* [PROBLEM DESCRIPTION]: All of the material below is to be returned exactly.

— start of ENTRIES PROVIDED —

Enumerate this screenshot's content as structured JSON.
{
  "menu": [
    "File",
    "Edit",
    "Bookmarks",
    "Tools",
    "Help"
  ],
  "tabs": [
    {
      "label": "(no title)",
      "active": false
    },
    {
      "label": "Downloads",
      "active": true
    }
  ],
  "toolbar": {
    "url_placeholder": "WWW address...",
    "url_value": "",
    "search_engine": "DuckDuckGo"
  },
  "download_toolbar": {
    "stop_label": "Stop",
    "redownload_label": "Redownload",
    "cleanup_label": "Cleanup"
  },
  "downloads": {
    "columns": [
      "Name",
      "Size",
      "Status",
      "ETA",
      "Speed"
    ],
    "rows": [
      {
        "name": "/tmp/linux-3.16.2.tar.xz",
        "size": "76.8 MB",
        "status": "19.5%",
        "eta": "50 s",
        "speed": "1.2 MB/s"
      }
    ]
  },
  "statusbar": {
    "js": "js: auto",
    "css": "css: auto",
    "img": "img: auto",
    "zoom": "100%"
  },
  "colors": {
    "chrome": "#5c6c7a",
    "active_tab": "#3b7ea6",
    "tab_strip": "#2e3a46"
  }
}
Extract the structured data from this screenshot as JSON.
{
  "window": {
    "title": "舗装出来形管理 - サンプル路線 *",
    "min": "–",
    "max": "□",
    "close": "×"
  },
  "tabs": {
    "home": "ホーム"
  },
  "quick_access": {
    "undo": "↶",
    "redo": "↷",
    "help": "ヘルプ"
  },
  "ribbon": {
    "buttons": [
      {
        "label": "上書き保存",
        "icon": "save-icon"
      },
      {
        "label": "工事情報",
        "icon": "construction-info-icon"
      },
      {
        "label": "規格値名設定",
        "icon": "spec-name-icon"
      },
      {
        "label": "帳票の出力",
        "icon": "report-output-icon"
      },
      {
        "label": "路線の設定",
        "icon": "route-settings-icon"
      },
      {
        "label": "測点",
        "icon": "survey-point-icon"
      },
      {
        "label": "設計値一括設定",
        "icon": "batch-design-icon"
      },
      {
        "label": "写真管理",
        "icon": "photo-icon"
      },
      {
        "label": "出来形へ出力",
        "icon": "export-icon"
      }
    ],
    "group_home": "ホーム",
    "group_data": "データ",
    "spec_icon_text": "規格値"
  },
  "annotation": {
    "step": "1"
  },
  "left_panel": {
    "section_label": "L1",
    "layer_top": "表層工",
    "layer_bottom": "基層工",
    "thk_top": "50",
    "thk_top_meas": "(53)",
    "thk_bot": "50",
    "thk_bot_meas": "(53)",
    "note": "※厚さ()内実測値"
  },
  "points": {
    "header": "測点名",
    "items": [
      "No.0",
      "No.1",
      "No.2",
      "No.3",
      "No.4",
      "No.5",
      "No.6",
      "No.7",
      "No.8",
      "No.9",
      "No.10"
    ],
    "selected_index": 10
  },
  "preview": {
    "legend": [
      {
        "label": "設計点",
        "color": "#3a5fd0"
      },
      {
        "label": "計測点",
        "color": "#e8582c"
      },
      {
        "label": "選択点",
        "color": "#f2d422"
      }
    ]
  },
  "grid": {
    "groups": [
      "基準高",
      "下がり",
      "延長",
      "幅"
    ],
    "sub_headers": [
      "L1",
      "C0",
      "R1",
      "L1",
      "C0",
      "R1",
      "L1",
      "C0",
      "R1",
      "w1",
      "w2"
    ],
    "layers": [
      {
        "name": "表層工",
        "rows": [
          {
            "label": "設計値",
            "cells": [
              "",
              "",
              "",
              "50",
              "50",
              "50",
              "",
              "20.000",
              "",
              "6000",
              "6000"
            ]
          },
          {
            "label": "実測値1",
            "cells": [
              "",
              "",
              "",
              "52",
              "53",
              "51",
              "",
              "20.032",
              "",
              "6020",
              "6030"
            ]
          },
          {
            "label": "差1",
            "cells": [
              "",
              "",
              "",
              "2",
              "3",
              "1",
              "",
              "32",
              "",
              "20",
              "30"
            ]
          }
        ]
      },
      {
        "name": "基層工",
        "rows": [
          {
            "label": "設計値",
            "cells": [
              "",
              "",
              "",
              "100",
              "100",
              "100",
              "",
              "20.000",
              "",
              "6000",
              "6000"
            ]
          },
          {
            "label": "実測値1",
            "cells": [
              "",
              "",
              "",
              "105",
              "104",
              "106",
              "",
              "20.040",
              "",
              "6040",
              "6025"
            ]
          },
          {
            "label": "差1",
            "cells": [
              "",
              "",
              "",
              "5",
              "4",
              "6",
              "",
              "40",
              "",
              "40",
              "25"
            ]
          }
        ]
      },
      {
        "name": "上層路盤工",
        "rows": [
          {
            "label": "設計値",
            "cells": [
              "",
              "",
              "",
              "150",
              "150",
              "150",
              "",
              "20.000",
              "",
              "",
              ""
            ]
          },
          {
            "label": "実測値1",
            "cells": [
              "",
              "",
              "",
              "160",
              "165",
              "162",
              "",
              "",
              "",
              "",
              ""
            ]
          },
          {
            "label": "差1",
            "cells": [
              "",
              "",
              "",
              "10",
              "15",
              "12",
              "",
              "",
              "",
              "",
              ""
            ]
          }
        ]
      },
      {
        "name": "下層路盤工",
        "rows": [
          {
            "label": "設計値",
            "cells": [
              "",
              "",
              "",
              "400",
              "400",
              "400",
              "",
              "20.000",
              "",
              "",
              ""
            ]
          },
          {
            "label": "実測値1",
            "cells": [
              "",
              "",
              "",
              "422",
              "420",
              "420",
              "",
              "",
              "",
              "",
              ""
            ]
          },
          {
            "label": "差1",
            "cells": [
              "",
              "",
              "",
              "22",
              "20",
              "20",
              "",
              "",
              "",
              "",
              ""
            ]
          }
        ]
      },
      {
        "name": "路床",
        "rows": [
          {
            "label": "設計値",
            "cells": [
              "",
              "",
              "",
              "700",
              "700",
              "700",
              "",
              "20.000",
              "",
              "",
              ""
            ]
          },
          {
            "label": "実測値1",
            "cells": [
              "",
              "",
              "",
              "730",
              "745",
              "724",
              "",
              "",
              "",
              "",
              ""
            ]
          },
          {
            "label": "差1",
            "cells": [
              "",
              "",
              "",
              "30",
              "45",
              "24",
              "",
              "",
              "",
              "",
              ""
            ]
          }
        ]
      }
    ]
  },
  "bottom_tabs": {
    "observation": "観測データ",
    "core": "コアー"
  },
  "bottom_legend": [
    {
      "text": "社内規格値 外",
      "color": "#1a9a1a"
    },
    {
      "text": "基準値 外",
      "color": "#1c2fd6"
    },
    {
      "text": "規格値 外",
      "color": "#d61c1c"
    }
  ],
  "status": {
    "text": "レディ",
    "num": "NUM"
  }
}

— end of ENTRIES PROVIDED —

* [REPLY]:
Enumerate this screenshot's content as structured JSON.
{
  "menu": [
    "File",
    "Edit",
    "Bookmarks",
    "Tools",
    "Help"
  ],
  "tabs": [
    {
      "label": "(no title)",
      "active": false
    },
    {
      "label": "Downloads",
      "active": true
    }
  ],
  "toolbar": {
    "url_placeholder": "WWW address...",
    "url_value": "",
    "search_engine": "DuckDuckGo"
  },
  "download_toolbar": {
    "stop_label": "Stop",
    "redownload_label": "Redownload",
    "cleanup_label": "Cleanup"
  },
  "downloads": {
    "columns": [
      "Name",
      "Size",
      "Status",
      "ETA",
      "Speed"
    ],
    "rows": [
      {
        "name": "/tmp/linux-3.16.2.tar.xz",
        "size": "76.8 MB",
        "status": "19.5%",
        "eta": "50 s",
        "speed": "1.2 MB/s"
      }
    ]
  },
  "statusbar": {
    "js": "js: auto",
    "css": "css: auto",
    "img": "img: auto",
    "zoom": "100%"
  },
  "colors": {
    "chrome": "#5c6c7a",
    "active_tab": "#3b7ea6",
    "tab_strip": "#2e3a46"
  }
}
Extract the structured data from this screenshot as JSON.
{
  "window": {
    "title": "舗装出来形管理 - サンプル路線 *",
    "min": "–",
    "max": "□",
    "close": "×"
  },
  "tabs": {
    "home": "ホーム"
  },
  "quick_access": {
    "undo": "↶",
    "redo": "↷",
    "help": "ヘルプ"
  },
  "ribbon": {
    "buttons": [
      {
        "label": "上書き保存",
        "icon": "save-icon"
      },
      {
        "label": "工事情報",
        "icon": "construction-info-icon"
      },
      {
        "label": "規格値名設定",
        "icon": "spec-name-icon"
      },
      {
        "label": "帳票の出力",
        "icon": "report-output-icon"
      },
      {
        "label": "路線の設定",
        "icon": "route-settings-icon"
      },
      {
        "label": "測点",
        "icon": "survey-point-icon"
      },
      {
        "label": "設計値一括設定",
        "icon": "batch-design-icon"
      },
      {
        "label": "写真管理",
        "icon": "photo-icon"
      },
      {
        "label": "出来形へ出力",
        "icon": "export-icon"
      }
    ],
    "group_home": "ホーム",
    "group_data": "データ",
    "spec_icon_text": "規格値"
  },
  "annotation": {
    "step": "1"
  },
  "left_panel": {
    "section_label": "L1",
    "layer_top": "表層工",
    "layer_bottom": "基層工",
    "thk_top": "50",
    "thk_top_meas": "(53)",
    "thk_bot": "50",
    "thk_bot_meas": "(53)",
    "note": "※厚さ()内実測値"
  },
  "points": {
    "header": "測点名",
    "items": [
      "No.0",
      "No.1",
      "No.2",
      "No.3",
      "No.4",
      "No.5",
      "No.6",
      "No.7",
      "No.8",
      "No.9",
      "No.10"
    ],
    "selected_index": 10
  },
  "preview": {
    "legend": [
      {
        "label": "設計点",
        "color": "#3a5fd0"
      },
      {
        "label": "計測点",
        "color": "#e8582c"
      },
      {
        "label": "選択点",
        "color": "#f2d422"
      }
    ]
  },
  "grid": {
    "groups": [
      "基準高",
      "下がり",
      "延長",
      "幅"
    ],
    "sub_headers": [
      "L1",
      "C0",
      "R1",
      "L1",
      "C0",
      "R1",
      "L1",
      "C0",
      "R1",
      "w1",
      "w2"
    ],
    "layers": [
      {
        "name": "表層工",
        "rows": [
          {
            "label": "設計値",
            "cells": [
              "",
              "",
              "",
              "50",
              "50",
              "50",
              "",
              "20.000",
              "",
              "6000",
              "6000"
            ]
          },
          {
            "label": "実測値1",
            "cells": [
              "",
              "",
              "",
              "52",
              "53",
              "51",
              "",
              "20.032",
              "",
              "6020",
              "6030"
            ]
          },
          {
            "label": "差1",
            "cells": [
              "",
              "",
              "",
              "2",
              "3",
              "1",
              "",
              "32",
              "",
              "20",
              "30"
            ]
          }
        ]
      },
      {
        "name": "基層工",
        "rows": [
          {
            "label": "設計値",
            "cells": [
              "",
              "",
              "",
              "100",
              "100",
              "100",
              "",
              "20.000",
              "",
              "6000",
              "6000"
            ]
          },
          {
            "label": "実測値1",
            "cells": [
              "",
              "",
              "",
              "105",
              "104",
              "106",
              "",
              "20.040",
              "",
              "6040",
              "6025"
            ]
          },
          {
            "label": "差1",
            "cells": [
              "",
              "",
              "",
              "5",
              "4",
              "6",
              "",
              "40",
              "",
              "40",
              "25"
            ]
          }
        ]
      },
      {
        "name": "上層路盤工",
        "rows": [
          {
            "label": "設計値",
            "cells": [
              "",
              "",
              "",
              "150",
              "150",
              "150",
              "",
              "20.000",
              "",
              "",
              ""
            ]
          },
          {
            "label": "実測値1",
            "cells": [
              "",
              "",
              "",
              "160",
              "165",
              "162",
              "",
              "",
              "",
              "",
              ""
            ]
          },
          {
            "label": "差1",
            "cells": [
              "",
              "",
              "",
              "10",
              "15",
              "12",
              "",
              "",
              "",
              "",
              ""
            ]
          }
        ]
      },
      {
        "name": "下層路盤工",
        "rows": [
          {
            "label": "設計値",
            "cells": [
              "",
              "",
              "",
              "400",
              "400",
              "400",
              "",
              "20.000",
              "",
              "",
              ""
            ]
          },
          {
            "label": "実測値1",
            "cells": [
              "",
              "",
              "",
              "422",
              "420",
              "420",
              "",
              "",
              "",
              "",
              ""
            ]
          },
          {
            "label": "差1",
            "cells": [
              "",
              "",
              "",
              "22",
              "20",
              "20",
              "",
              "",
              "",
              "",
              ""
            ]
          }
        ]
      },
      {
        "name": "路床",
        "rows": [
          {
            "label": "設計値",
            "cells": [
              "",
              "",
              "",
              "700",
              "700",
              "700",
              "",
              "20.000",
              "",
              "",
              ""
            ]
          },
          {
            "label": "実測値1",
            "cells": [
              "",
              "",
              "",
              "730",
              "745",
              "724",
              "",
              "",
              "",
              "",
              ""
            ]
          },
          {
            "label": "差1",
            "cells": [
              "",
              "",
              "",
              "30",
              "45",
              "24",
              "",
              "",
              "",
              "",
              ""
            ]
          }
        ]
      }
    ]
  },
  "bottom_tabs": {
    "observation": "観測データ",
    "core": "コアー"
  },
  "bottom_legend": [
    {
      "text": "社内規格値 外",
      "color": "#1a9a1a"
    },
    {
      "text": "基準値 外",
      "color": "#1c2fd6"
    },
    {
      "text": "規格値 外",
      "color": "#d61c1c"
    }
  ],
  "status": {
    "text": "レディ",
    "num": "NUM"
  }
}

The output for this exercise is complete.